ENTRIES -
------

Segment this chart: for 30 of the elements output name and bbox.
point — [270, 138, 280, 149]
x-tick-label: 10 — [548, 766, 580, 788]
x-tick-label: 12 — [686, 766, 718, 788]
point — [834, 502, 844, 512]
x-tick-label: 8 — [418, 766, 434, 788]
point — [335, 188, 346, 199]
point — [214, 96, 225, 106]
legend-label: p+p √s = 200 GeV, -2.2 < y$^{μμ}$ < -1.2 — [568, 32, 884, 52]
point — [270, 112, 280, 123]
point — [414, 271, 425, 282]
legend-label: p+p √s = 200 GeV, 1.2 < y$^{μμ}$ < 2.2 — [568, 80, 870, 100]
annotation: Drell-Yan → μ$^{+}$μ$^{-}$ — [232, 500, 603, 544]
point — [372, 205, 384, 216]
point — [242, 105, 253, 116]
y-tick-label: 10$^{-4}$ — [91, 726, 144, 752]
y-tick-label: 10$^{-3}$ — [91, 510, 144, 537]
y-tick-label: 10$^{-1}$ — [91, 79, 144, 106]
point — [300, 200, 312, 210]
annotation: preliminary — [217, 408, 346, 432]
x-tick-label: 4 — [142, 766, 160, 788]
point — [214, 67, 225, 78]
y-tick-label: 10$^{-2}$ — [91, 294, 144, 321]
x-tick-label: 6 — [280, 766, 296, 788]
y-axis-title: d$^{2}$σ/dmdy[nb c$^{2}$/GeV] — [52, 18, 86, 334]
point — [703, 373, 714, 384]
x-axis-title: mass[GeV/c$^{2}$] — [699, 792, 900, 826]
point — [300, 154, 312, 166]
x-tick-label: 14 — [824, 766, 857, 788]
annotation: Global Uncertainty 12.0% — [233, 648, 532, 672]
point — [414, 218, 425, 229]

------

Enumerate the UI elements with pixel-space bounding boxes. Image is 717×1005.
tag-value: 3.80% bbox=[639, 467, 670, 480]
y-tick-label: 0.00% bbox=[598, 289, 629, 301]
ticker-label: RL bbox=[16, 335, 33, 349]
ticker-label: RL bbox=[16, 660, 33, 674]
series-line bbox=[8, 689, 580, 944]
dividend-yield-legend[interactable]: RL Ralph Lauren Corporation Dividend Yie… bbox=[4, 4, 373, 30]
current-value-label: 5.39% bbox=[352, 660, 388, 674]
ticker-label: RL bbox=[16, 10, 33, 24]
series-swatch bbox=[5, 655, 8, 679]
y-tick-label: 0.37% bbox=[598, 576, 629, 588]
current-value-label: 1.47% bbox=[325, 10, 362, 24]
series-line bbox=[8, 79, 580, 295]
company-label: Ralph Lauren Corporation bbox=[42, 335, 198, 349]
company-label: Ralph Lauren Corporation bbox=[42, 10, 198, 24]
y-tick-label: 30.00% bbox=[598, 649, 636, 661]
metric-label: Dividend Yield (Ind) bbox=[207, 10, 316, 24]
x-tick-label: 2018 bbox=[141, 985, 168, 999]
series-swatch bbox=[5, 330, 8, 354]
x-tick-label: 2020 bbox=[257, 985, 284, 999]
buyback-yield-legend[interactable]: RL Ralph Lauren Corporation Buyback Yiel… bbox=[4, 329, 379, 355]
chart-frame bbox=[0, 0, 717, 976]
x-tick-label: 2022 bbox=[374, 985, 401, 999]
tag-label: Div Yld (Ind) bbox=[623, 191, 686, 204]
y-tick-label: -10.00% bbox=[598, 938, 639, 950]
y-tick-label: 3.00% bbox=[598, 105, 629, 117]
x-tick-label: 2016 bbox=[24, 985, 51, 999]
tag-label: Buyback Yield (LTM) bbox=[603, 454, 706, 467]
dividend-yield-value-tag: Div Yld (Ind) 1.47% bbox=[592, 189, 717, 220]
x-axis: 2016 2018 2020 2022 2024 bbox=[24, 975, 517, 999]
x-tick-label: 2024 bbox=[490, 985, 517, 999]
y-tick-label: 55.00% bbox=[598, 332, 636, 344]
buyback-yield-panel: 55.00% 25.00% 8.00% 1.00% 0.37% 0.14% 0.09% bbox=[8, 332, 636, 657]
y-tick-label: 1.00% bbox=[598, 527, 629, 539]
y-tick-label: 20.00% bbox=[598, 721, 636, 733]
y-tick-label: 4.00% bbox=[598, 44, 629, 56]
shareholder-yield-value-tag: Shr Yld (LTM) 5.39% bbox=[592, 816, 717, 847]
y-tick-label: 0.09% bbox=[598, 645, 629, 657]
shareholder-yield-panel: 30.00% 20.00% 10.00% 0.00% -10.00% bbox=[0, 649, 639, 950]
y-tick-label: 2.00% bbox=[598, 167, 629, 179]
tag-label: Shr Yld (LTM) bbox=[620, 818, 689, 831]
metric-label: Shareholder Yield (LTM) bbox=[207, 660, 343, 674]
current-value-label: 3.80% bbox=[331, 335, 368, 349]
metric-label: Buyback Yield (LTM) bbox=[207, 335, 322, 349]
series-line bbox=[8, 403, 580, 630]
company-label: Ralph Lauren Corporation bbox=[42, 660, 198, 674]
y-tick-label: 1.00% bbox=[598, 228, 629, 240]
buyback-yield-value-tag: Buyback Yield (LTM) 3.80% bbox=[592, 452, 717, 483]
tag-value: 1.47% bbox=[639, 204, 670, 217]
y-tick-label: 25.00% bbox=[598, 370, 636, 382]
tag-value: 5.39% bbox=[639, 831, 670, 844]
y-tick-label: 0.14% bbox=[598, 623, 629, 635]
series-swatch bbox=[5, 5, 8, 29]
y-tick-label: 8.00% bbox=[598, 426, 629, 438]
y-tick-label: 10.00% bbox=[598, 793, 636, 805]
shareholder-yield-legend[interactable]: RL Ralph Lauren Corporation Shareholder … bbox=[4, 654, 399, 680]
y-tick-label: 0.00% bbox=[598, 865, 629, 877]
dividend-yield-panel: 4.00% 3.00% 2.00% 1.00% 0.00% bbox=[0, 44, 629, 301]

------

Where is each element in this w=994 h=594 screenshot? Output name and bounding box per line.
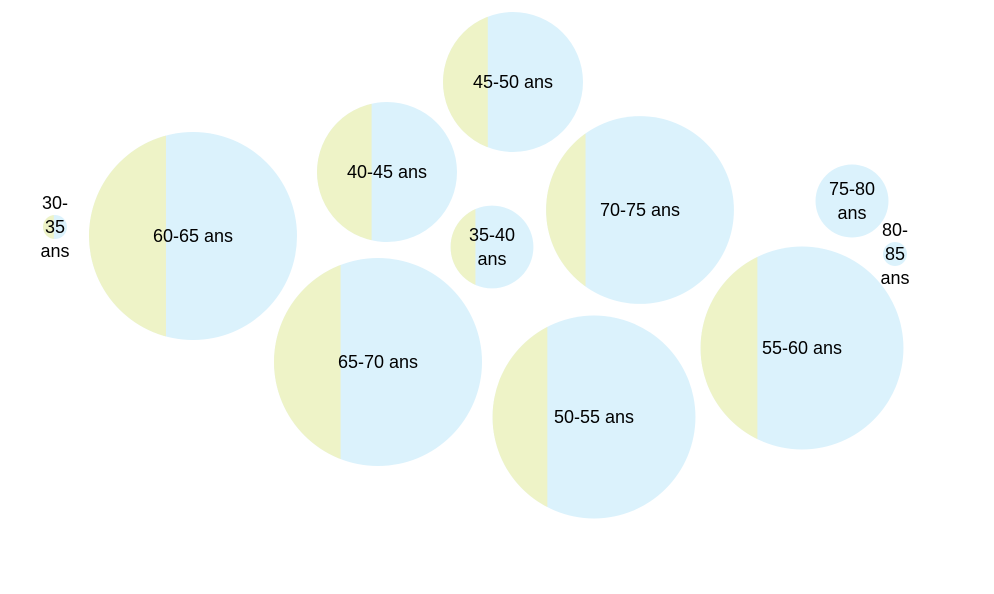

------

TASK DIRECTIONS - Please count the lines in the records above that contain the string "metric", and give only that number.

RESPONSE TO THE TASK - 3